__STATED GOAL__:
Go through the data below and gather each line containing "zengin".

(Stored items from a collection)

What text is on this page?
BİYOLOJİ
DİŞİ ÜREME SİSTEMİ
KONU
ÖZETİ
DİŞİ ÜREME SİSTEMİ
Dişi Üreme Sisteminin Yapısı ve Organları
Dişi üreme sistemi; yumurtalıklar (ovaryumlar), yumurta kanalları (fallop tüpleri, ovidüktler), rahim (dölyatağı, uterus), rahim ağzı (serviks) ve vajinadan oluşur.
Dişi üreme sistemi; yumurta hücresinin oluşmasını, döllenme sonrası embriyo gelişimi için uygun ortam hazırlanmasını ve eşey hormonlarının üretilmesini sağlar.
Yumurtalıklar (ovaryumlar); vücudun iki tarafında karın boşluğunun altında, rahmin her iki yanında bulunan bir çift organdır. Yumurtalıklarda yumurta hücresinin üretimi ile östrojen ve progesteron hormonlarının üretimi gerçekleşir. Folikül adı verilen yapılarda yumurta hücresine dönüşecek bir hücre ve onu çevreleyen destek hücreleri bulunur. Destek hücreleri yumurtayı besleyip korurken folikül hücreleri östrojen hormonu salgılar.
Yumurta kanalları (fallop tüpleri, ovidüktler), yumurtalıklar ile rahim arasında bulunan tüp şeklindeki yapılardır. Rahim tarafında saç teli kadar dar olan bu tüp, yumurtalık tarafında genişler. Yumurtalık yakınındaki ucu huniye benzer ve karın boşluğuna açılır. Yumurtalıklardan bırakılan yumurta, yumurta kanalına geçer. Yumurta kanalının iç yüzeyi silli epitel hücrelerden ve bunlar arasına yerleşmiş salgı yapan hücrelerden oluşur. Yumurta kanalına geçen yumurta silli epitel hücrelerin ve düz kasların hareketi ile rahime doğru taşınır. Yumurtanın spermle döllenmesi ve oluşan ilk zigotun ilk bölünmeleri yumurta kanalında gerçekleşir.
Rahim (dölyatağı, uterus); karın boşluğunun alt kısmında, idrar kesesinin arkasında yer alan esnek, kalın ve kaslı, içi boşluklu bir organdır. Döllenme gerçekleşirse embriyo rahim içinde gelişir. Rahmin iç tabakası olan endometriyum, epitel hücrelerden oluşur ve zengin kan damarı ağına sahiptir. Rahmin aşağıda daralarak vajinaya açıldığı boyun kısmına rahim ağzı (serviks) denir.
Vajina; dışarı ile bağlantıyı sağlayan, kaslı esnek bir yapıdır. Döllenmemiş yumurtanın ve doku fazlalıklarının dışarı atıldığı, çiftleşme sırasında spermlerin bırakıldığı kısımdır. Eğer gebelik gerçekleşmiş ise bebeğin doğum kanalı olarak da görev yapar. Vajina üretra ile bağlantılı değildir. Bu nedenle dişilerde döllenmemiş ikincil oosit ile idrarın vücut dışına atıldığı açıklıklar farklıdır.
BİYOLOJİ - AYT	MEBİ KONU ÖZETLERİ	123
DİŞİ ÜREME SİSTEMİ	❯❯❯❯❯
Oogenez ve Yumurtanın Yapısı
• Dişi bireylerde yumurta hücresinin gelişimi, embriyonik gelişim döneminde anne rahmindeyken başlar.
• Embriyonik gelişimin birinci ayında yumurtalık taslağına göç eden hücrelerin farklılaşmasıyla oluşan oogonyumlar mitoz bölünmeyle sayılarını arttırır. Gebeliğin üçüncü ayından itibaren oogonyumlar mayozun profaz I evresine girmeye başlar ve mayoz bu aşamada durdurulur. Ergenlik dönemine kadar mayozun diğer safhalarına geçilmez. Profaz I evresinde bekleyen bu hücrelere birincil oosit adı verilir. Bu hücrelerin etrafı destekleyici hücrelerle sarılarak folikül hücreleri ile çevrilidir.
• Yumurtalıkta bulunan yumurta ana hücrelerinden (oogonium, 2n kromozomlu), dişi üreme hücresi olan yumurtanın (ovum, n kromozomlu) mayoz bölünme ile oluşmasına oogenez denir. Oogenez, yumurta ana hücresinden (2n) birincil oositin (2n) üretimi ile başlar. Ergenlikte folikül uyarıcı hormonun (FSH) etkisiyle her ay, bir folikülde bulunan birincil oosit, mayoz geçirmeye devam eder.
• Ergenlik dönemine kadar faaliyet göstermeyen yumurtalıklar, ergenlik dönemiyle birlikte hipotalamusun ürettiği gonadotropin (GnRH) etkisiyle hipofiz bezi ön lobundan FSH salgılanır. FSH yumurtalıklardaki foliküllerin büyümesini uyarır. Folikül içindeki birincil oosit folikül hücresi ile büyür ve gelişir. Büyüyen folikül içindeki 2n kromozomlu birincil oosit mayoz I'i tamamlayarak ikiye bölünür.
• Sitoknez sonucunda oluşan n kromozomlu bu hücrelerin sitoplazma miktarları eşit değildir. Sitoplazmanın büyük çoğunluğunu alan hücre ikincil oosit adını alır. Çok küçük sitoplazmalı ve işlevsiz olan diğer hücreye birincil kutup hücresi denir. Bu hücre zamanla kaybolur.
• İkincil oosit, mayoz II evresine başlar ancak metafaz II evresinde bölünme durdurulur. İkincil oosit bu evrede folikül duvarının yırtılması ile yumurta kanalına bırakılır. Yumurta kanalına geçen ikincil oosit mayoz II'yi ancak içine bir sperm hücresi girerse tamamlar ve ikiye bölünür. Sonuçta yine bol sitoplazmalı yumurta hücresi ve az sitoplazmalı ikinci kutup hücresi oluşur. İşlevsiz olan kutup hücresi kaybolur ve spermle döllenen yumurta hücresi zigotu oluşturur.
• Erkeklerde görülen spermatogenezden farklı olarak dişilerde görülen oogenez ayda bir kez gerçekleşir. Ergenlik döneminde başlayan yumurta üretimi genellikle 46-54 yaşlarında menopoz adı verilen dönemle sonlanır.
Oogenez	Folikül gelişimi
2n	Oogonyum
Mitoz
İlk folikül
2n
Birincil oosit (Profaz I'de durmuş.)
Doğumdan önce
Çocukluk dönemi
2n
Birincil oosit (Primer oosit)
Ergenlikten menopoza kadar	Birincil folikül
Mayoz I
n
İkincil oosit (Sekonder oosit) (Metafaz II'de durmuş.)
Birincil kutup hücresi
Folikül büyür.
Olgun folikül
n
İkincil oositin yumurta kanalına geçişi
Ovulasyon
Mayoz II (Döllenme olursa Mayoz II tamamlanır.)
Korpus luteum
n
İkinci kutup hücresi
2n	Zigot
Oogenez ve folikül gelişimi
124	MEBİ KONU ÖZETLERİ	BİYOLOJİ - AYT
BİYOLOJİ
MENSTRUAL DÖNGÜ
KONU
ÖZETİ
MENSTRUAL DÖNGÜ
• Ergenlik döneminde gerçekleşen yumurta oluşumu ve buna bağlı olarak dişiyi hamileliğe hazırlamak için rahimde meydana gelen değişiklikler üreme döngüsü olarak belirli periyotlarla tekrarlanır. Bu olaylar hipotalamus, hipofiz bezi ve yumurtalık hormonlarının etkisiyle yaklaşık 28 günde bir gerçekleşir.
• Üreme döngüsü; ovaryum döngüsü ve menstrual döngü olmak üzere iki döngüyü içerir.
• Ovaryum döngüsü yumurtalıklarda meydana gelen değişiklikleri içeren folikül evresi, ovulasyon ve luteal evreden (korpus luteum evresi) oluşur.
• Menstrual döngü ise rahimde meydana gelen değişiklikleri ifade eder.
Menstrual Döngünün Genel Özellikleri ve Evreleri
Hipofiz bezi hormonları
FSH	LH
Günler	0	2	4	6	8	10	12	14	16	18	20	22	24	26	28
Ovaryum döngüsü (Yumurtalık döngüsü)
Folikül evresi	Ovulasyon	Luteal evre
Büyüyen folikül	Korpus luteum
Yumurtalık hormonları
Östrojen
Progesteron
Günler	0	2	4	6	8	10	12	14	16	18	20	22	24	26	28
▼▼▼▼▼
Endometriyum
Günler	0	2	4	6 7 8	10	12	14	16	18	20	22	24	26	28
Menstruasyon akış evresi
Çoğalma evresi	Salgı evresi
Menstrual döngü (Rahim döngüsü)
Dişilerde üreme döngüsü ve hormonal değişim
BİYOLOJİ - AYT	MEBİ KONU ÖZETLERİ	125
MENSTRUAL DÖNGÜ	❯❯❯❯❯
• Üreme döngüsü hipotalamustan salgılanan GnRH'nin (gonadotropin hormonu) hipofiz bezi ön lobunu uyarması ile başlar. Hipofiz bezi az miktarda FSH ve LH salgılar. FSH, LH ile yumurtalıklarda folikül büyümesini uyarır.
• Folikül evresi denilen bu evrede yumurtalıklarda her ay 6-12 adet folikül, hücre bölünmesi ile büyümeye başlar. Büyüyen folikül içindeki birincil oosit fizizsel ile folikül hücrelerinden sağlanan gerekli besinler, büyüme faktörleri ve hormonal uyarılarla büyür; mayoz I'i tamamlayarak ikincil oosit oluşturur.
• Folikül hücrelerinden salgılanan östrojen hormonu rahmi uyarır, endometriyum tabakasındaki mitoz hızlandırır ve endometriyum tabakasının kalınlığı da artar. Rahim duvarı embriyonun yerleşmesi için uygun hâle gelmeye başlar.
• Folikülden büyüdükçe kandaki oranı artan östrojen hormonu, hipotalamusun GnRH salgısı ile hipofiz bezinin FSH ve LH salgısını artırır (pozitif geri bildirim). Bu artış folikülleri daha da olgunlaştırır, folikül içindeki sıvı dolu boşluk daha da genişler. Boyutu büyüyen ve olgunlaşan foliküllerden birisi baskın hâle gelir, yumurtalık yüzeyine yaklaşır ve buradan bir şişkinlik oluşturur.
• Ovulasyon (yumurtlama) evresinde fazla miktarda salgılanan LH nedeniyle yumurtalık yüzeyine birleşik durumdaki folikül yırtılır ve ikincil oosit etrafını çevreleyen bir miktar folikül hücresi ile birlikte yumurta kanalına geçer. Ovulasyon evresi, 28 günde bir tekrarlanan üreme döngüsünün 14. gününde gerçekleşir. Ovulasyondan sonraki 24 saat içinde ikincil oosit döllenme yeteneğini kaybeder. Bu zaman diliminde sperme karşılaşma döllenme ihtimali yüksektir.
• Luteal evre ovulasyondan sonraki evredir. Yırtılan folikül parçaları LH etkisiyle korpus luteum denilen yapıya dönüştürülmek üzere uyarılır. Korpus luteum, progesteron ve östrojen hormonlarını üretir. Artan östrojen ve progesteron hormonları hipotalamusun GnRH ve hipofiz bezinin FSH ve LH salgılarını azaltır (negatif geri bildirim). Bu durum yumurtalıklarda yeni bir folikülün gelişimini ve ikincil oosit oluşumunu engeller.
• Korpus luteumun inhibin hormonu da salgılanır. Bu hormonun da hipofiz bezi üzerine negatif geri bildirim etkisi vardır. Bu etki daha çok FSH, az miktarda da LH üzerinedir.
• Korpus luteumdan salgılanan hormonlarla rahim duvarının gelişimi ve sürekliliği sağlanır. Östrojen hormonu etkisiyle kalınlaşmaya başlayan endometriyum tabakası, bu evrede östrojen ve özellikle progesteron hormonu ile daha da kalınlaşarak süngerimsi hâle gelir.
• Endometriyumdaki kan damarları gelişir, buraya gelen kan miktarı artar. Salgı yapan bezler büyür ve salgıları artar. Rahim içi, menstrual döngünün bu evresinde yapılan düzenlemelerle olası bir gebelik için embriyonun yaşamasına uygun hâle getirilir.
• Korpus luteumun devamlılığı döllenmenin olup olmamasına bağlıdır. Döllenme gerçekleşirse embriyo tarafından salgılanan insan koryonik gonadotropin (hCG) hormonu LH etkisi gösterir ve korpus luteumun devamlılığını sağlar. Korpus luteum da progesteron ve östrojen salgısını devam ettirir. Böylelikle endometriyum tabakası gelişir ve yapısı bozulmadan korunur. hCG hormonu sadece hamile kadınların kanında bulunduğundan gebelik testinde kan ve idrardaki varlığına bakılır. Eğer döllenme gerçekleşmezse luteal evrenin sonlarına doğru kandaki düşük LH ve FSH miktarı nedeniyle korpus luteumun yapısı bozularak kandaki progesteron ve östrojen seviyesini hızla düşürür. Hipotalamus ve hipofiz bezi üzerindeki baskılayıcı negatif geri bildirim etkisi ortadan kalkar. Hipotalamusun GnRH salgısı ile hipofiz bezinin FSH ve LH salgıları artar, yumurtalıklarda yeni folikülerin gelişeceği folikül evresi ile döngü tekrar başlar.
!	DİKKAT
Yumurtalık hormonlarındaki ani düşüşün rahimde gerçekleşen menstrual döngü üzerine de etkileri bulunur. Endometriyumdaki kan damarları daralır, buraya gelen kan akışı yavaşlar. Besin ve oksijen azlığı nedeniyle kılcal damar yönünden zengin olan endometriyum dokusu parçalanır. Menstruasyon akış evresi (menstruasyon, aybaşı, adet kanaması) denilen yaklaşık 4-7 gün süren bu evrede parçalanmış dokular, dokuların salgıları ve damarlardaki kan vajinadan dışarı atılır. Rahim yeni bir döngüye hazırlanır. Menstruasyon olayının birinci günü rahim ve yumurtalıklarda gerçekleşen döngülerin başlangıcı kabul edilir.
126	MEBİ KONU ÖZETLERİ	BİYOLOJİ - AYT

__REPLY__:
Rahim (dölyatağı, uterus); karın boşluğunun alt kısmında, idrar kesesinin arkasında yer alan esnek, kalın ve kaslı, içi boşluklu bir organdır. Döllenme gerçekleşirse embriyo rahim içinde gelişir. Rahmin iç tabakası olan endometriyum, epitel hücrelerden oluşur ve zengin kan damarı ağına sahiptir. Rahmin aşağıda daralarak vajinaya açıldığı boyun kısmına rahim ağzı (serviks) denir.
Yumurtalık hormonlarındaki ani düşüşün rahimde gerçekleşen menstrual döngü üzerine de etkileri bulunur. Endometriyumdaki kan damarları daralır, buraya gelen kan akışı yavaşlar. Besin ve oksijen azlığı nedeniyle kılcal damar yönünden zengin olan endometriyum dokusu parçalanır. Menstruasyon akış evresi (menstruasyon, aybaşı, adet kanaması) denilen yaklaşık 4-7 gün süren bu evrede parçalanmış dokular, dokuların salgıları ve damarlardaki kan vajinadan dışarı atılır. Rahim yeni bir döngüye hazırlanır. Menstruasyon olayının birinci günü rahim ve yumurtalıklarda gerçekleşen döngülerin başlangıcı kabul edilir.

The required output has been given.